(Data extracted from a collection)

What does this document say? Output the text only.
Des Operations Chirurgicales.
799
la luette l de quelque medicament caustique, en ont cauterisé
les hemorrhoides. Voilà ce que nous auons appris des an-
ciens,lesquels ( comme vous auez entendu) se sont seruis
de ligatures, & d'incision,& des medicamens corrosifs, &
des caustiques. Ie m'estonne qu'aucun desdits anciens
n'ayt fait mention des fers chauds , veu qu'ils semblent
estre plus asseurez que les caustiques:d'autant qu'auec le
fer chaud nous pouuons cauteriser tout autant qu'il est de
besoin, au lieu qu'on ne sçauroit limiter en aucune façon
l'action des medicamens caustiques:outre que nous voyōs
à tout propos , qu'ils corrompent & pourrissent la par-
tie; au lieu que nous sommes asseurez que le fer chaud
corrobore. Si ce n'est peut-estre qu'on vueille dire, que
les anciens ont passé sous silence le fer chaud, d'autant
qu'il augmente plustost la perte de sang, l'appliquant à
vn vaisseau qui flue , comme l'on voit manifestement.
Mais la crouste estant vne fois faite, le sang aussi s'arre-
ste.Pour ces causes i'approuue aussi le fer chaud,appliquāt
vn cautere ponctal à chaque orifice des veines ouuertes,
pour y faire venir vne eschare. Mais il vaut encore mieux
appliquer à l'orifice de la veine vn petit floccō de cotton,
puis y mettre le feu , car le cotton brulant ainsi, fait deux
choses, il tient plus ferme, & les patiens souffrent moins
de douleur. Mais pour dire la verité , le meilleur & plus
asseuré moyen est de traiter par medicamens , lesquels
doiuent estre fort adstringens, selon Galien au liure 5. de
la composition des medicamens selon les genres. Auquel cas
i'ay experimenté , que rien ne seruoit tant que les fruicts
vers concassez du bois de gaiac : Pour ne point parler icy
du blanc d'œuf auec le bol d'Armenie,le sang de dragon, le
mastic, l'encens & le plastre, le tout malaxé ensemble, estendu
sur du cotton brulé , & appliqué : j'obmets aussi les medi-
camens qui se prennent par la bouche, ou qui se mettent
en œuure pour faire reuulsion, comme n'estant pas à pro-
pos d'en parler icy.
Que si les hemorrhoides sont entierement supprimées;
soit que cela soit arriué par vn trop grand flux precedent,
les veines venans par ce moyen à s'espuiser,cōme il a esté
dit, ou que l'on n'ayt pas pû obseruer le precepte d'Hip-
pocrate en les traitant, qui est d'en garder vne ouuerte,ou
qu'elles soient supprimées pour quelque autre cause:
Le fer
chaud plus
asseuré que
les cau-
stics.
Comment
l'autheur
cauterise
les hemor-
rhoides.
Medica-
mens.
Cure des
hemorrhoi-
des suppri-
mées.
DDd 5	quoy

=== What to produce ===
Reproduce the material exactly, with every line intact.

=== Expected output ===
What does this document say? Output the text only.
Des Operations Chirurgicales.
799
la luette l de quelque medicament caustique, en ont cauterisé
les hemorrhoides. Voilà ce que nous auons appris des an-
ciens,lesquels ( comme vous auez entendu) se sont seruis
de ligatures, & d'incision,& des medicamens corrosifs, &
des caustiques. Ie m'estonne qu'aucun desdits anciens
n'ayt fait mention des fers chauds , veu qu'ils semblent
estre plus asseurez que les caustiques:d'autant qu'auec le
fer chaud nous pouuons cauteriser tout autant qu'il est de
besoin, au lieu qu'on ne sçauroit limiter en aucune façon
l'action des medicamens caustiques:outre que nous voyōs
à tout propos , qu'ils corrompent & pourrissent la par-
tie; au lieu que nous sommes asseurez que le fer chaud
corrobore. Si ce n'est peut-estre qu'on vueille dire, que
les anciens ont passé sous silence le fer chaud, d'autant
qu'il augmente plustost la perte de sang, l'appliquant à
vn vaisseau qui flue , comme l'on voit manifestement.
Mais la crouste estant vne fois faite, le sang aussi s'arre-
ste.Pour ces causes i'approuue aussi le fer chaud,appliquāt
vn cautere ponctal à chaque orifice des veines ouuertes,
pour y faire venir vne eschare. Mais il vaut encore mieux
appliquer à l'orifice de la veine vn petit floccō de cotton,
puis y mettre le feu , car le cotton brulant ainsi, fait deux
choses, il tient plus ferme, & les patiens souffrent moins
de douleur. Mais pour dire la verité , le meilleur & plus
asseuré moyen est de traiter par medicamens , lesquels
doiuent estre fort adstringens, selon Galien au liure 5. de
la composition des medicamens selon les genres. Auquel cas
i'ay experimenté , que rien ne seruoit tant que les fruicts
vers concassez du bois de gaiac : Pour ne point parler icy
du blanc d'œuf auec le bol d'Armenie,le sang de dragon, le
mastic, l'encens & le plastre, le tout malaxé ensemble, estendu
sur du cotton brulé , & appliqué : j'obmets aussi les medi-
camens qui se prennent par la bouche, ou qui se mettent
en œuure pour faire reuulsion, comme n'estant pas à pro-
pos d'en parler icy.
Que si les hemorrhoides sont entierement supprimées;
soit que cela soit arriué par vn trop grand flux precedent,
les veines venans par ce moyen à s'espuiser,cōme il a esté
dit, ou que l'on n'ayt pas pû obseruer le precepte d'Hip-
pocrate en les traitant, qui est d'en garder vne ouuerte,ou
qu'elles soient supprimées pour quelque autre cause:
Le fer
chaud plus
asseuré que
les cau-
stics.
Comment
l'autheur
cauterise
les hemor-
rhoides.
Medica-
mens.
Cure des
hemorrhoi-
des suppri-
mées.
DDd 5	quoy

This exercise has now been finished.